* [Saved data entries]:
——————

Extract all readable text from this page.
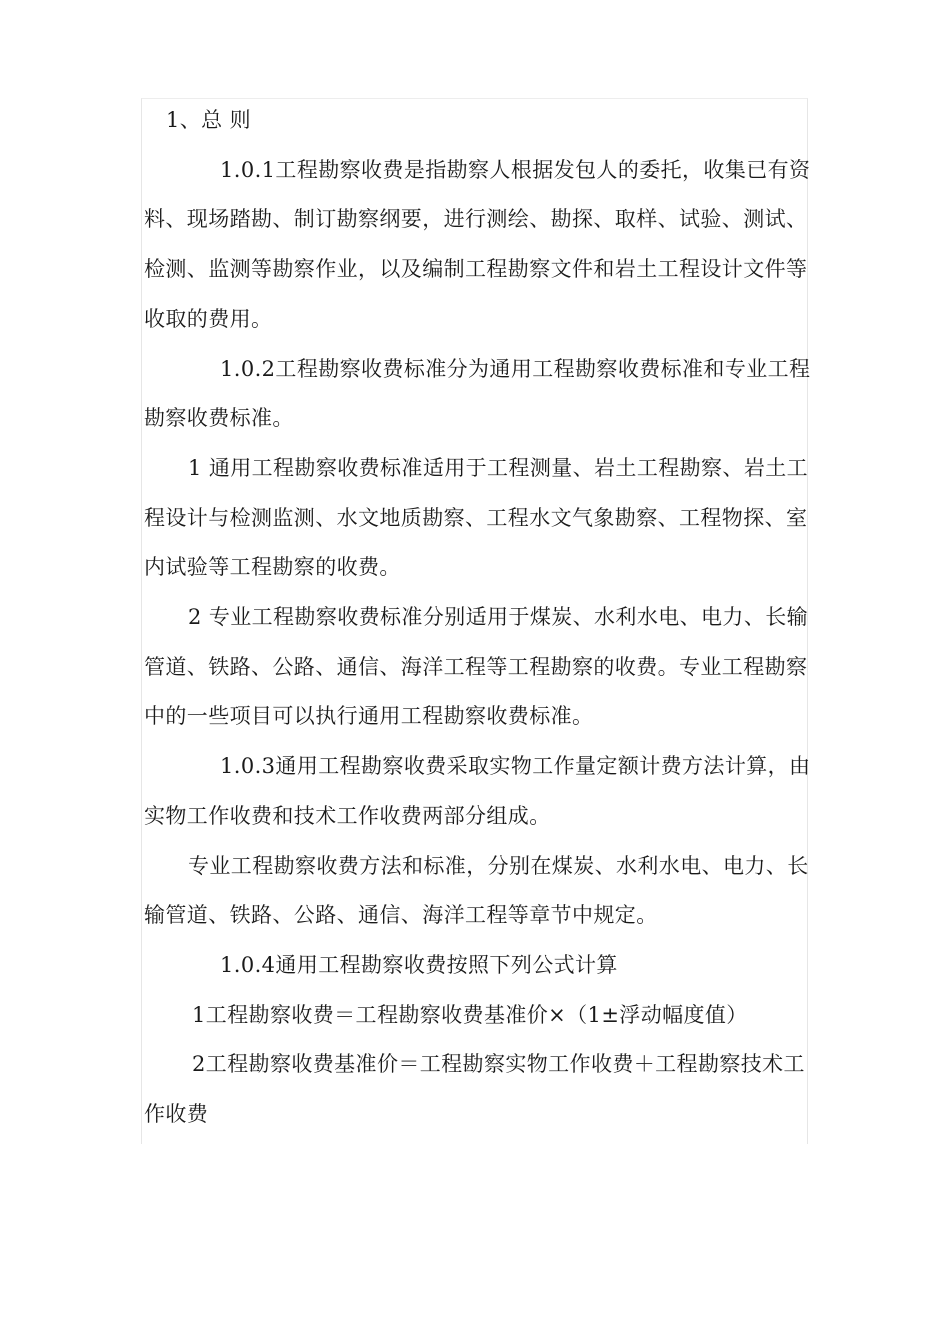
1、总 则

1.0.1工程勘察收费是指勘察人根据发包人的委托，收集已有资料、现场踏勘、制订勘察纲要，进行测绘、勘探、取样、试验、测试、检测、监测等勘察作业，以及编制工程勘察文件和岩土工程设计文件等收取的费用。

1.0.2工程勘察收费标准分为通用工程勘察收费标准和专业工程勘察收费标准。

1 通用工程勘察收费标准适用于工程测量、岩土工程勘察、岩土工程设计与检测监测、水文地质勘察、工程水文气象勘察、工程物探、室内试验等工程勘察的收费。

2 专业工程勘察收费标准分别适用于煤炭、水利水电、电力、长输管道、铁路、公路、通信、海洋工程等工程勘察的收费。专业工程勘察中的一些项目可以执行通用工程勘察收费标准。

1.0.3通用工程勘察收费采取实物工作量定额计费方法计算，由实物工作收费和技术工作收费两部分组成。

专业工程勘察收费方法和标准，分别在煤炭、水利水电、电力、长输管道、铁路、公路、通信、海洋工程等章节中规定。

1.0.4通用工程勘察收费按照下列公式计算

1工程勘察收费＝工程勘察收费基准价×（1±浮动幅度值）

2工程勘察收费基准价＝工程勘察实物工作收费＋工程勘察技术工作收费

——————

* [Task objective]: Pictures don't belong in the copy. Transcribe every record exactly as it appears.

* [The response]:
Extract all readable text from this page.
1、总 则

1.0.1工程勘察收费是指勘察人根据发包人的委托，收集已有资料、现场踏勘、制订勘察纲要，进行测绘、勘探、取样、试验、测试、检测、监测等勘察作业，以及编制工程勘察文件和岩土工程设计文件等收取的费用。

1.0.2工程勘察收费标准分为通用工程勘察收费标准和专业工程勘察收费标准。

1 通用工程勘察收费标准适用于工程测量、岩土工程勘察、岩土工程设计与检测监测、水文地质勘察、工程水文气象勘察、工程物探、室内试验等工程勘察的收费。

2 专业工程勘察收费标准分别适用于煤炭、水利水电、电力、长输管道、铁路、公路、通信、海洋工程等工程勘察的收费。专业工程勘察中的一些项目可以执行通用工程勘察收费标准。

1.0.3通用工程勘察收费采取实物工作量定额计费方法计算，由实物工作收费和技术工作收费两部分组成。

专业工程勘察收费方法和标准，分别在煤炭、水利水电、电力、长输管道、铁路、公路、通信、海洋工程等章节中规定。

1.0.4通用工程勘察收费按照下列公式计算

1工程勘察收费＝工程勘察收费基准价×（1±浮动幅度值）

2工程勘察收费基准价＝工程勘察实物工作收费＋工程勘察技术工作收费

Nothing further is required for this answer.